[Extracted data entries]
● ● ● ● ●
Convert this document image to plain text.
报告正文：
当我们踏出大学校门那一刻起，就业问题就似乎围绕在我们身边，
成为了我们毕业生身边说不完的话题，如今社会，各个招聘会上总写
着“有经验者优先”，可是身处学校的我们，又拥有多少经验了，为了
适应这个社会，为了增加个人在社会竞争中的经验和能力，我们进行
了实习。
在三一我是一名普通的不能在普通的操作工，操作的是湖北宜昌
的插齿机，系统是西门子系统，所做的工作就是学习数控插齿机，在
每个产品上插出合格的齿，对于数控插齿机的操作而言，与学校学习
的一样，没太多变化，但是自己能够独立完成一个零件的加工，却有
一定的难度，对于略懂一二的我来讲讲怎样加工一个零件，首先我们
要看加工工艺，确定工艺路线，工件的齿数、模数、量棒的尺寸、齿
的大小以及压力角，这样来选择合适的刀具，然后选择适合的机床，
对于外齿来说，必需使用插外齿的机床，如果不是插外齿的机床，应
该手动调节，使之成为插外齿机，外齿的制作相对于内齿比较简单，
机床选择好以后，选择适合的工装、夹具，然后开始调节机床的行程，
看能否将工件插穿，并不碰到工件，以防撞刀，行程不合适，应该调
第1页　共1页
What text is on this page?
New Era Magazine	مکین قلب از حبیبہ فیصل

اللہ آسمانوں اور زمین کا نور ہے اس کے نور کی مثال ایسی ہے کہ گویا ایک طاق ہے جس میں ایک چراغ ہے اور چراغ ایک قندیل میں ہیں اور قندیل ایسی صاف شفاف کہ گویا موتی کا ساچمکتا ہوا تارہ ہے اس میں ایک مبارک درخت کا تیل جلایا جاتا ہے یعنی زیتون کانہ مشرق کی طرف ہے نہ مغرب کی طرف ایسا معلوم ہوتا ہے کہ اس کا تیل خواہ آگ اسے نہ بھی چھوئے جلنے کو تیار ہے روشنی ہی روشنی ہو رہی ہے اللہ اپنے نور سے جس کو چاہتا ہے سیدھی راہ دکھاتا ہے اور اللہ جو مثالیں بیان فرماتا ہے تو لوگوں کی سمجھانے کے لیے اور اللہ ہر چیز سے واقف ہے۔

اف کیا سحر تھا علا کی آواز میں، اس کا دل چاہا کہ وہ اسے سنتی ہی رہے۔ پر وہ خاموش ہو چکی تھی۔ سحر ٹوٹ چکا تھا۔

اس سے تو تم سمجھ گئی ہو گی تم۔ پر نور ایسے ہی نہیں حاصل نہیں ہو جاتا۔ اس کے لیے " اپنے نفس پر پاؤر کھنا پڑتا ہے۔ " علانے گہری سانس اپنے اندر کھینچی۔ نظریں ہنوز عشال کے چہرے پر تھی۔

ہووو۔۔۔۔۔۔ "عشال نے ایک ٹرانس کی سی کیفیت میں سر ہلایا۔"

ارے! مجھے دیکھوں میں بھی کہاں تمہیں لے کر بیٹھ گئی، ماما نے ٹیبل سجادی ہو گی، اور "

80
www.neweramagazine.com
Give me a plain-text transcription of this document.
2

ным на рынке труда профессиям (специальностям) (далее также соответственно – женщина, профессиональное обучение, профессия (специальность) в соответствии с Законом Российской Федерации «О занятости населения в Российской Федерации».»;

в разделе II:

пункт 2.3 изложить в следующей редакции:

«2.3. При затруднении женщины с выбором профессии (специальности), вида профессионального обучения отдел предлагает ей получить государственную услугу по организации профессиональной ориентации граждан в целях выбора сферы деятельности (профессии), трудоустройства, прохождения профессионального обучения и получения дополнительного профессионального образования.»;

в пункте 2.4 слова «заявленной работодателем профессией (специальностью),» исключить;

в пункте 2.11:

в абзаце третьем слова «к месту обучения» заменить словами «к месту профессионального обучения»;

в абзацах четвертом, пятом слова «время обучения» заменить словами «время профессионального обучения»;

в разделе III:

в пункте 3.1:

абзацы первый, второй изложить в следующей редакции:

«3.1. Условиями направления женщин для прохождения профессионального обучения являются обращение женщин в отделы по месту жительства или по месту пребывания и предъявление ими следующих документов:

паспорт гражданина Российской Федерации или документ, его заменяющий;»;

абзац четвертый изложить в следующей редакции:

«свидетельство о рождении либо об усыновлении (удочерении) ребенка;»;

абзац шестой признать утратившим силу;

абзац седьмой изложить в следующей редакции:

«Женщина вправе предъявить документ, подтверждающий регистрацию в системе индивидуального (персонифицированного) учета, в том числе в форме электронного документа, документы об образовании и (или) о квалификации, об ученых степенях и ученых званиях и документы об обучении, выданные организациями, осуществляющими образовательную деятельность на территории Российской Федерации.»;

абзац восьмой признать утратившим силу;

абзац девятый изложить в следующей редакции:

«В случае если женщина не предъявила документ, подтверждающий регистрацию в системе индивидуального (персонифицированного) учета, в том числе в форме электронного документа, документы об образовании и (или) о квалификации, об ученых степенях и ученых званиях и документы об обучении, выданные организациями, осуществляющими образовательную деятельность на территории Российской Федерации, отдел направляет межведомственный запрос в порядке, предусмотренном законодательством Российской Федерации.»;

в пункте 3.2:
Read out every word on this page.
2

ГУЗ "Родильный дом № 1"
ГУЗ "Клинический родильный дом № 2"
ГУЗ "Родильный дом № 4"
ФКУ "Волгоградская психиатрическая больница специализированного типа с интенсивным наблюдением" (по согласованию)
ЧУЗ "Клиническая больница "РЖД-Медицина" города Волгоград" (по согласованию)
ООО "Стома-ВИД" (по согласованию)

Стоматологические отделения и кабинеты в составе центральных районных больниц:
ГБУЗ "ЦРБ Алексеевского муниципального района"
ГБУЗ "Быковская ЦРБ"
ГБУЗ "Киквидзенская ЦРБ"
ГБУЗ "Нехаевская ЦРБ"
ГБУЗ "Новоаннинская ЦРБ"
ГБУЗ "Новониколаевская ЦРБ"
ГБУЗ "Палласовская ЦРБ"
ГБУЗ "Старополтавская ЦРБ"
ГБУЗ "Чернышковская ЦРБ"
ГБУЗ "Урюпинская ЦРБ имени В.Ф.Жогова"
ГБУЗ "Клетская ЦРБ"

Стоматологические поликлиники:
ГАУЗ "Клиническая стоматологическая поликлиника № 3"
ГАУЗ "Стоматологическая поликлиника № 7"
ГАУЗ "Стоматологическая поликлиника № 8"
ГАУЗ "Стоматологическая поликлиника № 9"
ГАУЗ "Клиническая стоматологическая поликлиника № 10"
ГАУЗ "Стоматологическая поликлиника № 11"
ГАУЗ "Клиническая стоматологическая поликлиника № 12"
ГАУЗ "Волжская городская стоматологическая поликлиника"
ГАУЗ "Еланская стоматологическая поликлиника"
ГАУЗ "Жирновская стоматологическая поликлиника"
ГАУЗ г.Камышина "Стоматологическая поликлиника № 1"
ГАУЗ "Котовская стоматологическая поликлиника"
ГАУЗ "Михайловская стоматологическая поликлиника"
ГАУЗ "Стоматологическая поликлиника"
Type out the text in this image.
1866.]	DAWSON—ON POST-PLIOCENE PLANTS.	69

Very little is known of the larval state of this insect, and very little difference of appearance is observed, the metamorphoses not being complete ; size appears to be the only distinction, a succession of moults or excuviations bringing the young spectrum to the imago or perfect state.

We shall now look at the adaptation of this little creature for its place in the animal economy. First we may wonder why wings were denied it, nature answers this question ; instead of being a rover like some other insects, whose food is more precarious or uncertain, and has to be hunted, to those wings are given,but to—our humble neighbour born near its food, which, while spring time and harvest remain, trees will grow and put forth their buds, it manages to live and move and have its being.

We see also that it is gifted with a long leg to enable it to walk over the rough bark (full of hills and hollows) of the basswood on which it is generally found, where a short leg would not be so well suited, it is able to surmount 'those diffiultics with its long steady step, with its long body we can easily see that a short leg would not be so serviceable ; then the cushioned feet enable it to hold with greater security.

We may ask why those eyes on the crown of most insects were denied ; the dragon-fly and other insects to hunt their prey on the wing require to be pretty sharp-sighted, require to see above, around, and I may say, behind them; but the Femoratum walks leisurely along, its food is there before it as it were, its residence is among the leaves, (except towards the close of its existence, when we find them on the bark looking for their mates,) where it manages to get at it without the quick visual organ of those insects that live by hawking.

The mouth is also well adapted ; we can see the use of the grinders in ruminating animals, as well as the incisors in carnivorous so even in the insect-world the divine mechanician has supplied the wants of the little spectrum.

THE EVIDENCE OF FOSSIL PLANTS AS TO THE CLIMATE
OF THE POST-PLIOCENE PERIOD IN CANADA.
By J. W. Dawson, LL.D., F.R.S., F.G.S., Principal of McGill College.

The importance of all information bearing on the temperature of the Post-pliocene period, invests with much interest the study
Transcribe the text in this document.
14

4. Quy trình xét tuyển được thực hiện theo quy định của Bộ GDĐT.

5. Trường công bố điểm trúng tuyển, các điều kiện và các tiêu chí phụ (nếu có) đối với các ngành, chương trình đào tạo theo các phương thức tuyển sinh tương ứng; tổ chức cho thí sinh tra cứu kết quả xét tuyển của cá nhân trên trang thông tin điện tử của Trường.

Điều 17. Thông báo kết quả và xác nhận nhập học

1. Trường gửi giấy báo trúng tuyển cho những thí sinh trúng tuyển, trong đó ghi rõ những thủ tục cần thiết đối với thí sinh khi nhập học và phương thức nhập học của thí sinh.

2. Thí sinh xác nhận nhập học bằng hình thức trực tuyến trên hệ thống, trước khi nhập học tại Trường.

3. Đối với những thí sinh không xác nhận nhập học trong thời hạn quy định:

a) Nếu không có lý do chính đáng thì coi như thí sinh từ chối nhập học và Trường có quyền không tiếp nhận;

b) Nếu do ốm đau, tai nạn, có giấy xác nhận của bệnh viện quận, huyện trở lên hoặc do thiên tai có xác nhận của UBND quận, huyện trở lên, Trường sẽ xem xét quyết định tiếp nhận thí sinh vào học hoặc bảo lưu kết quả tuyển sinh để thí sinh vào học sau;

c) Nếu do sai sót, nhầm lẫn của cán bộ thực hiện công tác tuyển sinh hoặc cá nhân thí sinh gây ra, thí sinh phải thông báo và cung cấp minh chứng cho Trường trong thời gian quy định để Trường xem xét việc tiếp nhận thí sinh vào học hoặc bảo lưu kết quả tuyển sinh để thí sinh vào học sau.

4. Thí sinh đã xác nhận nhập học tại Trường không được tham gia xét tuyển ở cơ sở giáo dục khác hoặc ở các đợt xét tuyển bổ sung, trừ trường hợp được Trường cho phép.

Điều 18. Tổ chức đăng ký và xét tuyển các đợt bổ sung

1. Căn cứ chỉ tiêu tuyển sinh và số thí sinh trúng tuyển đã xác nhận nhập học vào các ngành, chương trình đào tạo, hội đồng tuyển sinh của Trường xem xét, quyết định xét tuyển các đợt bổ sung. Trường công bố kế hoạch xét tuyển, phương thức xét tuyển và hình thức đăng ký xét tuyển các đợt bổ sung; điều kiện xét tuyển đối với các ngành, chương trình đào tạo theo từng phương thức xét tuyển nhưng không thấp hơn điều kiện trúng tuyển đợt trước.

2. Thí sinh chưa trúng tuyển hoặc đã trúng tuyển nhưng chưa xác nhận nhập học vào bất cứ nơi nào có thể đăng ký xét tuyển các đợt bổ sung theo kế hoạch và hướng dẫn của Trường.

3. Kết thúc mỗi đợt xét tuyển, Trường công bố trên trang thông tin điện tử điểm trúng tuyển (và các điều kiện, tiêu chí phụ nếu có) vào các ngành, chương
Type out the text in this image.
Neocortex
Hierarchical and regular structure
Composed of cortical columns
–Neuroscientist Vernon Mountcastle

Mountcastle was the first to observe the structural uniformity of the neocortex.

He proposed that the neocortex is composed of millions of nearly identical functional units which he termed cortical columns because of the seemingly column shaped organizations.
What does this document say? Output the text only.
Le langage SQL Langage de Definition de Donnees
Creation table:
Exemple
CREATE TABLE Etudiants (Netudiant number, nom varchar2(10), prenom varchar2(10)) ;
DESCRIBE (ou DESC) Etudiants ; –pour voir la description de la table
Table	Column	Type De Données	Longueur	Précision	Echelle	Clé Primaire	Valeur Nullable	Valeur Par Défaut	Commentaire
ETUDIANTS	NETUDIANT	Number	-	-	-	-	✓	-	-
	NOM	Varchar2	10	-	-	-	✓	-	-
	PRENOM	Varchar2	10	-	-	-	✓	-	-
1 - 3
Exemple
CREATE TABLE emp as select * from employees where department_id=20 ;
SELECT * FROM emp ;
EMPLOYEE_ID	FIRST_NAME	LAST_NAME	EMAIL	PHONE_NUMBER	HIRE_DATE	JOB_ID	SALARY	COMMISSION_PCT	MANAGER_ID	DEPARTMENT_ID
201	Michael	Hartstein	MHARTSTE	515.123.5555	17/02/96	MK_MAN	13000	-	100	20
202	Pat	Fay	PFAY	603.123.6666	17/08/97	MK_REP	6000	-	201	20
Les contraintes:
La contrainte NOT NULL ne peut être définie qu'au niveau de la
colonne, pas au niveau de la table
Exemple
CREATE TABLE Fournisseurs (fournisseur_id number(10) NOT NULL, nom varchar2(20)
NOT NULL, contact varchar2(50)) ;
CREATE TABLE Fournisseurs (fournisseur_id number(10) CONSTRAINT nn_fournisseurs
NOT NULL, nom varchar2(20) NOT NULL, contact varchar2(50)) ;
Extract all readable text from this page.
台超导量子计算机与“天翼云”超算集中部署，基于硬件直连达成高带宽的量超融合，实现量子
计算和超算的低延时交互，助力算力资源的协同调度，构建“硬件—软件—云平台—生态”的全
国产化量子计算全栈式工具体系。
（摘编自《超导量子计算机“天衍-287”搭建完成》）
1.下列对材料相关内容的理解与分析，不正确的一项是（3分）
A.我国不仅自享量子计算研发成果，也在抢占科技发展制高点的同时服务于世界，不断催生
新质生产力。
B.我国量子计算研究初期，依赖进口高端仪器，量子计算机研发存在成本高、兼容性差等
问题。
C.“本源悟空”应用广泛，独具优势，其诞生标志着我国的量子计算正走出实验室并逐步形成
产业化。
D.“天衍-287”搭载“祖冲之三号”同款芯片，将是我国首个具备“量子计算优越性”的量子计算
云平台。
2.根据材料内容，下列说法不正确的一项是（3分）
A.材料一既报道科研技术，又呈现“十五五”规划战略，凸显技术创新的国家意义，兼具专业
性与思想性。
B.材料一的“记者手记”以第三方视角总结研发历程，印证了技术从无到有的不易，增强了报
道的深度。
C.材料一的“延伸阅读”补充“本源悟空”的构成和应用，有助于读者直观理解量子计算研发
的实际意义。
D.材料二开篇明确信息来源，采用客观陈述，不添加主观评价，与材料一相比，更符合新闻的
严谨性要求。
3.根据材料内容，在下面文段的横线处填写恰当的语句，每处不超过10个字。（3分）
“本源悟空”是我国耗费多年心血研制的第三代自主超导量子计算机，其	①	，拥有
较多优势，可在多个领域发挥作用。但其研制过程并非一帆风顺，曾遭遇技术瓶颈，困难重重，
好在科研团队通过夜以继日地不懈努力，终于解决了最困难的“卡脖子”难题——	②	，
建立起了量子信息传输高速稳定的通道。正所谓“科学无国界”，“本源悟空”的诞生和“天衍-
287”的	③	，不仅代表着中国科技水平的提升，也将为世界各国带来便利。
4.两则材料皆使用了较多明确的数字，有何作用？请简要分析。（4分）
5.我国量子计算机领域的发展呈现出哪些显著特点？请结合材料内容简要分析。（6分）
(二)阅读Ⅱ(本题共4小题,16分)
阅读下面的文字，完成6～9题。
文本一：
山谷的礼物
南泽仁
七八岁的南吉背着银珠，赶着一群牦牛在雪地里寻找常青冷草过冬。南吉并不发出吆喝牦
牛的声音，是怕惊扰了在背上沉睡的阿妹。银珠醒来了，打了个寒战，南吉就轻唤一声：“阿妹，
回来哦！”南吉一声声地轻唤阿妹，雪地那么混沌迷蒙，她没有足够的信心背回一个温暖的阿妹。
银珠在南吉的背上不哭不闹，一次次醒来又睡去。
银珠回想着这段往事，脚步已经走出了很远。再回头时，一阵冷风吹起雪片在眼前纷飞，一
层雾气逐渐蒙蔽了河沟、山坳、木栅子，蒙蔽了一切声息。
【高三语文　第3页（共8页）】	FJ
● ● ● ● ●
Requirements: Copy out every line of the data that includes the word "本源悟空".

Result:
C.“本源悟空”应用广泛，独具优势，其诞生标志着我国的量子计算正走出实验室并逐步形成
C.材料一的“延伸阅读”补充“本源悟空”的构成和应用，有助于读者直观理解量子计算研发
“本源悟空”是我国耗费多年心血研制的第三代自主超导量子计算机，其	①	，拥有
建立起了量子信息传输高速稳定的通道。正所谓“科学无国界”，“本源悟空”的诞生和“天衍-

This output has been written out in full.